■ YOUR INSTRUCTIONS: Could you reproduce the roller description below word for word, beginning at the words "For example, a metal cylindrical" and stopping after "pressure roller 172B."?

■ DOCUMENT SECTION:
The heating roller 171B includes: a support 171Ba formed of, for example, a metal having rigidity, for example, aluminum or the like; an elastic body layer 171Bb laminated on the front surface side (outer peripheral surface side) of the support 171Ba and made of, for example, silicone rubber; and a release layer 171Bc coated on the elastic body layer 171Bb and formed of, for example, PFA (tetrafluoroethylene perfluoroalkyl vinyl ether polymer) or the like.

For example, a metal cylindrical core material 172Ba, a heat-resistant elastic body layer 172Bb (for example, a silicone rubber layer or a fluorine rubber layer) coated on the outer circumferential surface of the core material 172Ba, and, as necessary, a release layer 172Bc formed of a heat-resistant resin coating such as PFA or a heat-resistant rubber coating are laminated to form the pressure roller 172B.

[Dataset records]
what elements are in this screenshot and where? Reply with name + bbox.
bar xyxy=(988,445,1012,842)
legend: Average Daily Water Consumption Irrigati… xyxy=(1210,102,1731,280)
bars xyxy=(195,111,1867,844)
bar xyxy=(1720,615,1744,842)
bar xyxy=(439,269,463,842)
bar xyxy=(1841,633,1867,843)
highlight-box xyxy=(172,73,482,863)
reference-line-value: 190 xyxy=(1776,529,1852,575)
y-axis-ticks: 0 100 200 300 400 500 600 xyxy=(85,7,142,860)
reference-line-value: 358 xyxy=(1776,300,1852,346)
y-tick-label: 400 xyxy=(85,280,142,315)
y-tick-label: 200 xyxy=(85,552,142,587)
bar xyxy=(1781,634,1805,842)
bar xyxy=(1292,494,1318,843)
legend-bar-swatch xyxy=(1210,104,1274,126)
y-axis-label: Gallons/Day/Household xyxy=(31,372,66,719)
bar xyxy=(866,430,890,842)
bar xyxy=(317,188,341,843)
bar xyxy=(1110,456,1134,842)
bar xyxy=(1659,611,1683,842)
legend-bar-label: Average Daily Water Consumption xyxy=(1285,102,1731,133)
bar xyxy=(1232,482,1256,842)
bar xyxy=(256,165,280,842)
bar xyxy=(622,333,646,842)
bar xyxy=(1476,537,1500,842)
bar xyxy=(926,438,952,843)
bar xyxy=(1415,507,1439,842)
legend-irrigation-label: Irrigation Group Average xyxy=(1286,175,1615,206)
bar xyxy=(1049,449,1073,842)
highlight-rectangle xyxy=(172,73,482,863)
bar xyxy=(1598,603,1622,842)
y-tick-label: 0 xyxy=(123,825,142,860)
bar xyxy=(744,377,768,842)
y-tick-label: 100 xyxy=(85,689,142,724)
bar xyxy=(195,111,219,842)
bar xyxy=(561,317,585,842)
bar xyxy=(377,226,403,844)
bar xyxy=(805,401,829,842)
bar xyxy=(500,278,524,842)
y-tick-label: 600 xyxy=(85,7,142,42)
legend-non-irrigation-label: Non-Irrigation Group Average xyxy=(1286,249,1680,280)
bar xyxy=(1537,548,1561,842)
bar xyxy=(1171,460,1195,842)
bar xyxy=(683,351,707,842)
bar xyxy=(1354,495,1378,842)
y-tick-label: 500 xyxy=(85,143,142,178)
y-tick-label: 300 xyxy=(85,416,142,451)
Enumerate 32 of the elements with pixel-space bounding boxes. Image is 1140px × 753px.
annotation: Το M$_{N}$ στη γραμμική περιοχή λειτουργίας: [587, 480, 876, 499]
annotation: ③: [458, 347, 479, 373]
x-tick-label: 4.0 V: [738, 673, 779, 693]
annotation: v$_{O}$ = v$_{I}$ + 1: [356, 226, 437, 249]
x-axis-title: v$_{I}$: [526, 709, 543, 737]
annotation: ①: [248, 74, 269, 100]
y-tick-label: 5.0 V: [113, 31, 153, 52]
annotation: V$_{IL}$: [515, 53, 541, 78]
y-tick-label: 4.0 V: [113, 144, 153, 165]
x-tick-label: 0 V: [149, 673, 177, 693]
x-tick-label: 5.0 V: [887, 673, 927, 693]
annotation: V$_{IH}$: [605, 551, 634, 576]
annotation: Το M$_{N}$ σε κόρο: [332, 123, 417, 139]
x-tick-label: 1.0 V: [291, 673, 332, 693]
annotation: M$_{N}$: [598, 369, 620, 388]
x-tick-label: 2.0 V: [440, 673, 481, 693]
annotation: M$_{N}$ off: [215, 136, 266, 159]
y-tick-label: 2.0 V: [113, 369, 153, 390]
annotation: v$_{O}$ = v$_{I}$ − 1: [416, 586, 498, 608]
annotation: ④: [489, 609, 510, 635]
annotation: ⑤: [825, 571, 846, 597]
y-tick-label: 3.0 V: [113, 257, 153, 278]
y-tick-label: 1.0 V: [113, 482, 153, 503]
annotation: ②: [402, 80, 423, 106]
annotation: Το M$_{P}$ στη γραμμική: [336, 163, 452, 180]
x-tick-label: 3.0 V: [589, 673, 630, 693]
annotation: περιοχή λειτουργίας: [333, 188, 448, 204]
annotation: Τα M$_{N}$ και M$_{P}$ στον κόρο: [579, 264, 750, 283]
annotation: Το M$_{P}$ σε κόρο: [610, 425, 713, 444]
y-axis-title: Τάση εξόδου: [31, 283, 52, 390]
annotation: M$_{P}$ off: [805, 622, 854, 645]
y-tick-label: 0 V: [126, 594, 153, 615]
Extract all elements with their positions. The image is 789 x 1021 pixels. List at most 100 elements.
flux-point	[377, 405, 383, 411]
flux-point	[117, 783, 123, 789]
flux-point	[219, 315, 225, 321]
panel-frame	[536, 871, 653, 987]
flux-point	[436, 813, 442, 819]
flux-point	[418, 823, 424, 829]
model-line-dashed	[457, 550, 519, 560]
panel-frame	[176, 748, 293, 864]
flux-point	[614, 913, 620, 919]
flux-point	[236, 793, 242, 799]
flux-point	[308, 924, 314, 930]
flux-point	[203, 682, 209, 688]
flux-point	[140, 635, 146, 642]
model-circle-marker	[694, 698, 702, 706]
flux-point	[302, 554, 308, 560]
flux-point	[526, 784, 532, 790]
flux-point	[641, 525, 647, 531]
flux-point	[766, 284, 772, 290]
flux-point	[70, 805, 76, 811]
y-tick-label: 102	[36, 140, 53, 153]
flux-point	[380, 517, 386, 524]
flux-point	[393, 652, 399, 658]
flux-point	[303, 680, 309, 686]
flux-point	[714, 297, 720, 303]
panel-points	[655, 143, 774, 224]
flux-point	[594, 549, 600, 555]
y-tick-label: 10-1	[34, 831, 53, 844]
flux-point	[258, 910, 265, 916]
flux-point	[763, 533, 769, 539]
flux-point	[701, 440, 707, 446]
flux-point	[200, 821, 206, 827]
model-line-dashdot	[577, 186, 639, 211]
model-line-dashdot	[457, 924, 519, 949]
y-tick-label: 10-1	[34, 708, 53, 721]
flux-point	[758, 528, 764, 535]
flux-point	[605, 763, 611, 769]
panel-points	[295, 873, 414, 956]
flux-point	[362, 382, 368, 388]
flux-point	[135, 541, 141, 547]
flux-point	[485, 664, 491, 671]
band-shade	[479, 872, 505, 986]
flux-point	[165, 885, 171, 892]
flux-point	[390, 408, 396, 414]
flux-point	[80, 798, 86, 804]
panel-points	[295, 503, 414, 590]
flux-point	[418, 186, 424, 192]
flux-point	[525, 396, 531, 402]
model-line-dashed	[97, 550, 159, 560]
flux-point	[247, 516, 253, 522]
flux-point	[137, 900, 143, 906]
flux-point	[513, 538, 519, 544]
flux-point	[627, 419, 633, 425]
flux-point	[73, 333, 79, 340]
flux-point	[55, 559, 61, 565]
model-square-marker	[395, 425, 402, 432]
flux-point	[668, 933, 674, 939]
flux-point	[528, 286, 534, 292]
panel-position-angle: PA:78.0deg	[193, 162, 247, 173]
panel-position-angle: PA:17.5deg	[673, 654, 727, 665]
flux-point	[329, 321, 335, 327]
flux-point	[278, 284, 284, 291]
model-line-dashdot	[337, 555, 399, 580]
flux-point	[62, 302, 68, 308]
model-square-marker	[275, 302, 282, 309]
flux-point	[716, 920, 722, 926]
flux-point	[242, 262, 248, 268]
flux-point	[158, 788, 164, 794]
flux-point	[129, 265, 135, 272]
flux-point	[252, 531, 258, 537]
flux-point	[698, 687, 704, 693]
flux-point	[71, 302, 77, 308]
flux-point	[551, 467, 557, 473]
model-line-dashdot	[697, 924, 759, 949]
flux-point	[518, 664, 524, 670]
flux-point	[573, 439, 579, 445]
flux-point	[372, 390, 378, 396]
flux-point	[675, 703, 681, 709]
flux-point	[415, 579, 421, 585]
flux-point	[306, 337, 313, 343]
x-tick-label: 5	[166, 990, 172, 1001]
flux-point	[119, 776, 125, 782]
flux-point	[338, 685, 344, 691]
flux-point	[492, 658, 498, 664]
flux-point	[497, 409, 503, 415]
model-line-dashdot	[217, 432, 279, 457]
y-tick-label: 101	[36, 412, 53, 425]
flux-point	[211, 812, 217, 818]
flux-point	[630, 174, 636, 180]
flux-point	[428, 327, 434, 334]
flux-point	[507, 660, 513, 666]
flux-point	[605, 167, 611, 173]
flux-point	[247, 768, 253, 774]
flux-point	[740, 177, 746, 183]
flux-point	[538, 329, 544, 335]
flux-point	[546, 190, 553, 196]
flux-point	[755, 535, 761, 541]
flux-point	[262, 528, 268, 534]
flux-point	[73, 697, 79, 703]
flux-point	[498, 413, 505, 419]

■ TASK RESULT:
For example, a metal cylindrical core material 172Ba, a heat-resistant elastic body layer 172Bb (for example, a silicone rubber layer or a fluorine rubber layer) coated on the outer circumferential surface of the core material 172Ba, and, as necessary, a release layer 172Bc formed of a heat-resistant resin coating such as PFA or a heat-resistant rubber coating are laminated to form the pressure roller 172B.